◆ **Task statement**
Go through the entries below and copy each line containing the word "structured".

◆ **Dataset entries**
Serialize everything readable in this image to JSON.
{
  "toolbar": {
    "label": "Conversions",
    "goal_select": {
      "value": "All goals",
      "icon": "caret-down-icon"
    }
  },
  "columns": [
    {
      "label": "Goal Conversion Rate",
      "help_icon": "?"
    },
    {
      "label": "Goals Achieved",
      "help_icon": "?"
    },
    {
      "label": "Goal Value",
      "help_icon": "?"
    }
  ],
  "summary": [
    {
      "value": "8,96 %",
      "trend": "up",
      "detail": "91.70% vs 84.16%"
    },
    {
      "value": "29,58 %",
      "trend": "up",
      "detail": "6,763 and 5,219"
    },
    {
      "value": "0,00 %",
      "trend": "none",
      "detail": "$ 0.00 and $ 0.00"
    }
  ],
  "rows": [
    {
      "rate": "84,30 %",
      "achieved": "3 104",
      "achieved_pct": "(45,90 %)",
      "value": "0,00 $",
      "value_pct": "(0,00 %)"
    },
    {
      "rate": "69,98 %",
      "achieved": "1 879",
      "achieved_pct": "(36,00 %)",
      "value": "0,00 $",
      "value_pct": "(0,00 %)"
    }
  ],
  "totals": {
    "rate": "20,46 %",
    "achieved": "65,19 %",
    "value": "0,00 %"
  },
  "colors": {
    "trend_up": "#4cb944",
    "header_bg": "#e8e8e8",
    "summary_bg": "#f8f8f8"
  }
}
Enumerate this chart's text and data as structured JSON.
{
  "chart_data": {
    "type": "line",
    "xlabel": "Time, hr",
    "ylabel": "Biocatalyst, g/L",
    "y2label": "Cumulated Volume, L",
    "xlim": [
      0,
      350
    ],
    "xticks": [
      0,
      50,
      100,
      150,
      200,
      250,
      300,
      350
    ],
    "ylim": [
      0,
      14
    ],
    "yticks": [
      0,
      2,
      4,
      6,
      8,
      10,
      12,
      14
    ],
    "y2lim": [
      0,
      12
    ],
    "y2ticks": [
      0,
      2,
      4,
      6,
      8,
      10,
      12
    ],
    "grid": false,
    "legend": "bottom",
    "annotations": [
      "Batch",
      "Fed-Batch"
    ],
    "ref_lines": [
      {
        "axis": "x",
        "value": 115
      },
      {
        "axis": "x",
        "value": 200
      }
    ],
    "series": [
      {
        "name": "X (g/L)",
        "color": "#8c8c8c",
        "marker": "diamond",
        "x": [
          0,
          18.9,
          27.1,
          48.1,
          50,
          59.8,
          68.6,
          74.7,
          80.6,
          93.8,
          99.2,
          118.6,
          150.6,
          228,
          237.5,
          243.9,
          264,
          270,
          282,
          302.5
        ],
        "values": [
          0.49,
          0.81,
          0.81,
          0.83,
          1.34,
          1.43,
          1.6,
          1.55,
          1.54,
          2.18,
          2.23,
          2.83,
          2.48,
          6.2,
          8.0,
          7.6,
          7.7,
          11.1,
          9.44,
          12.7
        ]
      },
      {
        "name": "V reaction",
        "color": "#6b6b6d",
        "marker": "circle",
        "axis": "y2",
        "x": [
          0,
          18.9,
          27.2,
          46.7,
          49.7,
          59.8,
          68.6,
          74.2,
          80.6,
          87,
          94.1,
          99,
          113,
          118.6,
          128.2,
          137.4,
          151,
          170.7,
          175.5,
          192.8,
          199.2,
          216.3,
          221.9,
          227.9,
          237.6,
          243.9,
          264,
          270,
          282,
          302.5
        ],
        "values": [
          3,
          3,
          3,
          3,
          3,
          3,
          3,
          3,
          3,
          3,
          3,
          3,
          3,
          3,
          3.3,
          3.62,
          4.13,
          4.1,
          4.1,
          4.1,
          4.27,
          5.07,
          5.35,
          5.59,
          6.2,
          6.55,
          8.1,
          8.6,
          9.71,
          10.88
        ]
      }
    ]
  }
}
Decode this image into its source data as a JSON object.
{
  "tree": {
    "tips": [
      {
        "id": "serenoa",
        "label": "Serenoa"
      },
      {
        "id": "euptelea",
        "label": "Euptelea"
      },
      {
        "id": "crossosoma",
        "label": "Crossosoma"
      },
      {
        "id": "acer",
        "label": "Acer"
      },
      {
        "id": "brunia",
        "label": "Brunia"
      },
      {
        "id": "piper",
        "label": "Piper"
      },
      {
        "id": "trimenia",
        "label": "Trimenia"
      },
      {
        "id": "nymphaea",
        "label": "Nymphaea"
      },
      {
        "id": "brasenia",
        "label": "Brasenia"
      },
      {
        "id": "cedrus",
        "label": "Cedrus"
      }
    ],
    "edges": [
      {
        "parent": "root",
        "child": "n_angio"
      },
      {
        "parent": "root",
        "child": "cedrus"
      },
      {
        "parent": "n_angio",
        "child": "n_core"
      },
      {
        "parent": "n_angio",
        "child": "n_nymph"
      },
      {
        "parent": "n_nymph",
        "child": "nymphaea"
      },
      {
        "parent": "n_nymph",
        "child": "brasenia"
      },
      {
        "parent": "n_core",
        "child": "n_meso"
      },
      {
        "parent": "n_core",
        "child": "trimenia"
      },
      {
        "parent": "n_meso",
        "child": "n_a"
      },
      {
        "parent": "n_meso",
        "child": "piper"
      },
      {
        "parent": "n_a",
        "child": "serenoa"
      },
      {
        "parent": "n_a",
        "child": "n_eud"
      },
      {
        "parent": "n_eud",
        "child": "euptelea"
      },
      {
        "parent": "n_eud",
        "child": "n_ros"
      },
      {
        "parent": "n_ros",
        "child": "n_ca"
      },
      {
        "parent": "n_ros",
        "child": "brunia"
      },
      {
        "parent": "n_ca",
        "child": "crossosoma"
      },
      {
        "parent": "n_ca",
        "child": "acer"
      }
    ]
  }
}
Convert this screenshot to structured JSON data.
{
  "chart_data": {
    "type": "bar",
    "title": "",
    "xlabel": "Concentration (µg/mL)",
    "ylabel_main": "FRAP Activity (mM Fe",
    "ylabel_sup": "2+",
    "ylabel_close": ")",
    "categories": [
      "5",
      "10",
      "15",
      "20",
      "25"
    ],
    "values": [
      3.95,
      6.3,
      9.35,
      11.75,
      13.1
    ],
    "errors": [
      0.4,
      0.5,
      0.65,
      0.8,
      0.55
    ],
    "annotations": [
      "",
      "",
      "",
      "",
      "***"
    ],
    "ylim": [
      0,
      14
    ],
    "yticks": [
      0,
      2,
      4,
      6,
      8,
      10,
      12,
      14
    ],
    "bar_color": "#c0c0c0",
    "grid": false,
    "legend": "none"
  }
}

◆ **Reply to the task**
Enumerate this chart's text and data as structured JSON.
Convert this screenshot to structured JSON data.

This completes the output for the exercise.